Set exercise »
Reproduce every line of the data below without any changes.

Supplied material »

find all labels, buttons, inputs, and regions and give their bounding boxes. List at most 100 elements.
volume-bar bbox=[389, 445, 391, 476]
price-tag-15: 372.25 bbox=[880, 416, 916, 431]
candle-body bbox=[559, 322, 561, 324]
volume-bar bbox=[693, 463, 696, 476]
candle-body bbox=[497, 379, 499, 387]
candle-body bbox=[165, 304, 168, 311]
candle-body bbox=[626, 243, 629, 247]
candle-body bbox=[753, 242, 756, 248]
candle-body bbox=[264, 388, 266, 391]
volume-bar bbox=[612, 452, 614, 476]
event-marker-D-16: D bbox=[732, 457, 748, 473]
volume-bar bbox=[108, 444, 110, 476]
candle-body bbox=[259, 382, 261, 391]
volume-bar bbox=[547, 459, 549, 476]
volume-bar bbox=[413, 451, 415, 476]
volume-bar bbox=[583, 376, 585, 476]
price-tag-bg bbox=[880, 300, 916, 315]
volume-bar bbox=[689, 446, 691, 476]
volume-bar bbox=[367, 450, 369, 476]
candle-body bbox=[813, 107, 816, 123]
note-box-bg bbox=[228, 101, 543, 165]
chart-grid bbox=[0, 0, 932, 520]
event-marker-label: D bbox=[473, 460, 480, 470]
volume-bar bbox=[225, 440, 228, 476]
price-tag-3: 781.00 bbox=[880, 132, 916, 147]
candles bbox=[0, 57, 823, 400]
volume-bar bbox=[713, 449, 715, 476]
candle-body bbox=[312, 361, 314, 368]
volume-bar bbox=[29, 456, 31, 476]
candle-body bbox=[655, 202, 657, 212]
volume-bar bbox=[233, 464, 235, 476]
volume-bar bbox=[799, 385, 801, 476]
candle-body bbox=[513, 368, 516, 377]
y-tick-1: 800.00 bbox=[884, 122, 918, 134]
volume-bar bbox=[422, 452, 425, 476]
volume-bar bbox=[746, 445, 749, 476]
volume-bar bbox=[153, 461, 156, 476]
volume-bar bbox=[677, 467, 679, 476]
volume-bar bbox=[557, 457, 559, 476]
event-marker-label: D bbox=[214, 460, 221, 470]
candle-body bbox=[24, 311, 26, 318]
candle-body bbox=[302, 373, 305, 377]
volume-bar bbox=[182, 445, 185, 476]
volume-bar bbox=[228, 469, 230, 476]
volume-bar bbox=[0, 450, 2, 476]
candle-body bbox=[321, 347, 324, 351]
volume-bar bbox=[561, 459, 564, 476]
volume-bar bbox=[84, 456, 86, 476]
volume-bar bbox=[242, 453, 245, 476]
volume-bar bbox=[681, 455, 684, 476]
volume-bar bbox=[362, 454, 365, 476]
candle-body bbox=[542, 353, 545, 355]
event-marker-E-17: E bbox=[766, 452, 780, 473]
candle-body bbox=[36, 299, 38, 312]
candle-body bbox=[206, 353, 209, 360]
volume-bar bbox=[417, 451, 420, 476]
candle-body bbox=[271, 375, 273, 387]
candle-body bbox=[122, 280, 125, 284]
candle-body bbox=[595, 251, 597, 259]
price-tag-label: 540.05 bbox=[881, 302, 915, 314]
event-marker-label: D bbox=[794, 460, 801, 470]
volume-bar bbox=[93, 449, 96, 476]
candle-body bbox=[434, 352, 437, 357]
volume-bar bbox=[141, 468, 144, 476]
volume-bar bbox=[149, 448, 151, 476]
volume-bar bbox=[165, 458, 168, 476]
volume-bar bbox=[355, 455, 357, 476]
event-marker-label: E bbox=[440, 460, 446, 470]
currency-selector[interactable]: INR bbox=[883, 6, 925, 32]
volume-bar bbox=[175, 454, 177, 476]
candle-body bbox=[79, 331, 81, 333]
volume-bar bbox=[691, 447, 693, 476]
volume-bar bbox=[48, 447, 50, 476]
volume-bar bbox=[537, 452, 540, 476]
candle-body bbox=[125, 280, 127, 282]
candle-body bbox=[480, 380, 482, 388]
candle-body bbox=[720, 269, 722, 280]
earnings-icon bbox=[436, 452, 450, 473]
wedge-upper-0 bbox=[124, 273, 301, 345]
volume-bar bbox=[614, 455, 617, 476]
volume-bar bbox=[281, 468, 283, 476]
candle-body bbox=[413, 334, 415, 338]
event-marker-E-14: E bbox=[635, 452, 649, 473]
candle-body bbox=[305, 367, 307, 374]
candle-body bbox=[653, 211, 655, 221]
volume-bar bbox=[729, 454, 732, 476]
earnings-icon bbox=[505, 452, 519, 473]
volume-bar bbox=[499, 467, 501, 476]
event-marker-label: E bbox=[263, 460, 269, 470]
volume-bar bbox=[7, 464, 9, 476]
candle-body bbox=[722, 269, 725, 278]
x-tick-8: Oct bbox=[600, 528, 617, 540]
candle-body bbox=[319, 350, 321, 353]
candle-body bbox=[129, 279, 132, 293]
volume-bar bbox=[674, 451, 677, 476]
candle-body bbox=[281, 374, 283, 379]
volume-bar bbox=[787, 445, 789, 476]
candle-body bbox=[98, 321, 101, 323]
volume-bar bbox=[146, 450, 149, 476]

Answer for this exercise »
find all labels, buttons, inputs, and regions and give their bounding boxes. List at most 100 elements.
volume-bar bbox=[389, 445, 391, 476]
price-tag-15: 372.25 bbox=[880, 416, 916, 431]
candle-body bbox=[559, 322, 561, 324]
volume-bar bbox=[693, 463, 696, 476]
candle-body bbox=[497, 379, 499, 387]
candle-body bbox=[165, 304, 168, 311]
candle-body bbox=[626, 243, 629, 247]
candle-body bbox=[753, 242, 756, 248]
candle-body bbox=[264, 388, 266, 391]
volume-bar bbox=[612, 452, 614, 476]
event-marker-D-16: D bbox=[732, 457, 748, 473]
volume-bar bbox=[108, 444, 110, 476]
candle-body bbox=[259, 382, 261, 391]
volume-bar bbox=[547, 459, 549, 476]
volume-bar bbox=[413, 451, 415, 476]
volume-bar bbox=[583, 376, 585, 476]
price-tag-bg bbox=[880, 300, 916, 315]
volume-bar bbox=[689, 446, 691, 476]
volume-bar bbox=[367, 450, 369, 476]
candle-body bbox=[813, 107, 816, 123]
note-box-bg bbox=[228, 101, 543, 165]
chart-grid bbox=[0, 0, 932, 520]
event-marker-label: D bbox=[473, 460, 480, 470]
volume-bar bbox=[225, 440, 228, 476]
price-tag-3: 781.00 bbox=[880, 132, 916, 147]
candles bbox=[0, 57, 823, 400]
volume-bar bbox=[713, 449, 715, 476]
candle-body bbox=[312, 361, 314, 368]
volume-bar bbox=[29, 456, 31, 476]
candle-body bbox=[655, 202, 657, 212]
volume-bar bbox=[233, 464, 235, 476]
volume-bar bbox=[799, 385, 801, 476]
candle-body bbox=[513, 368, 516, 377]
y-tick-1: 800.00 bbox=[884, 122, 918, 134]
volume-bar bbox=[422, 452, 425, 476]
volume-bar bbox=[746, 445, 749, 476]
volume-bar bbox=[153, 461, 156, 476]
volume-bar bbox=[677, 467, 679, 476]
volume-bar bbox=[557, 457, 559, 476]
event-marker-label: D bbox=[214, 460, 221, 470]
candle-body bbox=[24, 311, 26, 318]
candle-body bbox=[302, 373, 305, 377]
volume-bar bbox=[182, 445, 185, 476]
volume-bar bbox=[228, 469, 230, 476]
volume-bar bbox=[0, 450, 2, 476]
candle-body bbox=[321, 347, 324, 351]
volume-bar bbox=[561, 459, 564, 476]
volume-bar bbox=[84, 456, 86, 476]
volume-bar bbox=[242, 453, 245, 476]
volume-bar bbox=[681, 455, 684, 476]
volume-bar bbox=[362, 454, 365, 476]
candle-body bbox=[542, 353, 545, 355]
event-marker-E-17: E bbox=[766, 452, 780, 473]
candle-body bbox=[36, 299, 38, 312]
candle-body bbox=[206, 353, 209, 360]
volume-bar bbox=[417, 451, 420, 476]
candle-body bbox=[271, 375, 273, 387]
candle-body bbox=[122, 280, 125, 284]
candle-body bbox=[595, 251, 597, 259]
price-tag-label: 540.05 bbox=[881, 302, 915, 314]
event-marker-label: D bbox=[794, 460, 801, 470]
volume-bar bbox=[93, 449, 96, 476]
candle-body bbox=[434, 352, 437, 357]
volume-bar bbox=[141, 468, 144, 476]
volume-bar bbox=[149, 448, 151, 476]
volume-bar bbox=[165, 458, 168, 476]
volume-bar bbox=[355, 455, 357, 476]
event-marker-label: E bbox=[440, 460, 446, 470]
currency-selector[interactable]: INR bbox=[883, 6, 925, 32]
volume-bar bbox=[175, 454, 177, 476]
candle-body bbox=[79, 331, 81, 333]
volume-bar bbox=[691, 447, 693, 476]
volume-bar bbox=[48, 447, 50, 476]
volume-bar bbox=[537, 452, 540, 476]
candle-body bbox=[125, 280, 127, 282]
candle-body bbox=[480, 380, 482, 388]
candle-body bbox=[720, 269, 722, 280]
earnings-icon bbox=[436, 452, 450, 473]
wedge-upper-0 bbox=[124, 273, 301, 345]
volume-bar bbox=[614, 455, 617, 476]
volume-bar bbox=[281, 468, 283, 476]
candle-body bbox=[413, 334, 415, 338]
event-marker-E-14: E bbox=[635, 452, 649, 473]
candle-body bbox=[305, 367, 307, 374]
candle-body bbox=[653, 211, 655, 221]
volume-bar bbox=[729, 454, 732, 476]
earnings-icon bbox=[505, 452, 519, 473]
volume-bar bbox=[499, 467, 501, 476]
event-marker-label: E bbox=[263, 460, 269, 470]
volume-bar bbox=[7, 464, 9, 476]
candle-body bbox=[722, 269, 725, 278]
x-tick-8: Oct bbox=[600, 528, 617, 540]
candle-body bbox=[319, 350, 321, 353]
candle-body bbox=[129, 279, 132, 293]
volume-bar bbox=[674, 451, 677, 476]
candle-body bbox=[281, 374, 283, 379]
volume-bar bbox=[787, 445, 789, 476]
candle-body bbox=[98, 321, 101, 323]
volume-bar bbox=[146, 450, 149, 476]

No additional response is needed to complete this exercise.